Required work: Give the number of lines that include the string "düzeyini", nothing more.

[Data excerpts]
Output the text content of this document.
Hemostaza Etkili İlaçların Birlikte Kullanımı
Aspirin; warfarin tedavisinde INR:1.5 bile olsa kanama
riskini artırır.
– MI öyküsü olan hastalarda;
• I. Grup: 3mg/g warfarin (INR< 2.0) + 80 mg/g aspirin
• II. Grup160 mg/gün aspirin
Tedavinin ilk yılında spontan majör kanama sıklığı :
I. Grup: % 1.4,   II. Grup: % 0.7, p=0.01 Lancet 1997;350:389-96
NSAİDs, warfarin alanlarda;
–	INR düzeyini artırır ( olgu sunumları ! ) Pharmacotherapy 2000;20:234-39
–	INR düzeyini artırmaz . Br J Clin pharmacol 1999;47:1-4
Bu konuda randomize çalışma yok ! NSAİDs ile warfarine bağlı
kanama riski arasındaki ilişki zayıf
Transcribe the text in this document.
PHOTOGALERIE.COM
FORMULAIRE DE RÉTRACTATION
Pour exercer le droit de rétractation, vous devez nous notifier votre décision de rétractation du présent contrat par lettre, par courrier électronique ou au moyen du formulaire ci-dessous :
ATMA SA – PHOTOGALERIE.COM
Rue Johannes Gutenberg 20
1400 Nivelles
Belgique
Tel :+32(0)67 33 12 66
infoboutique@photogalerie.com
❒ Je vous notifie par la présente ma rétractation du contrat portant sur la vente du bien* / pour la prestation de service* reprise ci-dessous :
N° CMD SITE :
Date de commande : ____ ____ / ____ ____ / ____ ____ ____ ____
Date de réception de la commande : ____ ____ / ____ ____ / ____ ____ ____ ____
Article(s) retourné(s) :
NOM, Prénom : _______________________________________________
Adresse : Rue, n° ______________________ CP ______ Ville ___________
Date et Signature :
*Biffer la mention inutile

* * *

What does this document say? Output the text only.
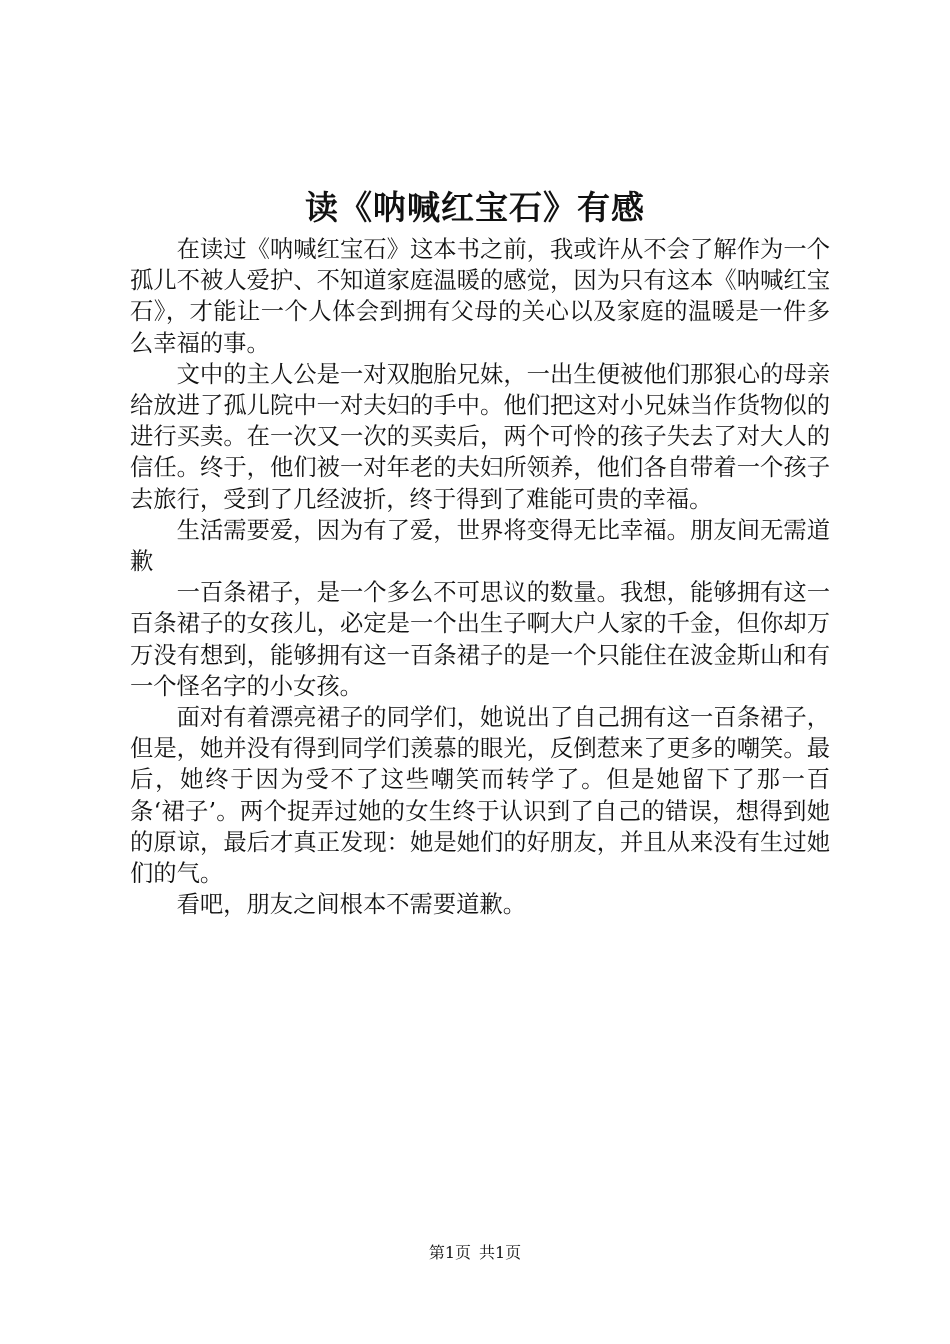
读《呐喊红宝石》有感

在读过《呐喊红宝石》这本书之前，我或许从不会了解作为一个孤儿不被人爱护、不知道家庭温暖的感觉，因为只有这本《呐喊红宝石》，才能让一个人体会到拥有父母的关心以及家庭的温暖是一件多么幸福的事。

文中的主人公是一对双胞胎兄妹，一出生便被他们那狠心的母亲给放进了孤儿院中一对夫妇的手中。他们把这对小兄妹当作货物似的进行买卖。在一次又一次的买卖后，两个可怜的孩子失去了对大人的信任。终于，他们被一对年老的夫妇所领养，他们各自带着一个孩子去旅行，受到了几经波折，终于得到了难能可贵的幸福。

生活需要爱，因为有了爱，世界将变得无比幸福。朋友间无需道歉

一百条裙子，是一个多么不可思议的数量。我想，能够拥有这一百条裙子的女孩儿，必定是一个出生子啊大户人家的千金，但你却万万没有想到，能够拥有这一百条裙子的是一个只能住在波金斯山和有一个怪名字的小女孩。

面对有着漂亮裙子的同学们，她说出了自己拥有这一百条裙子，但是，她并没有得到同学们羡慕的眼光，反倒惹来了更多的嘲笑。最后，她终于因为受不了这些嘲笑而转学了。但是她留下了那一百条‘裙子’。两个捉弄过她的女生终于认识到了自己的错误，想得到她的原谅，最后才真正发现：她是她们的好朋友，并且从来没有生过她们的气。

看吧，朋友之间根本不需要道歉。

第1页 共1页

Solved problem: 2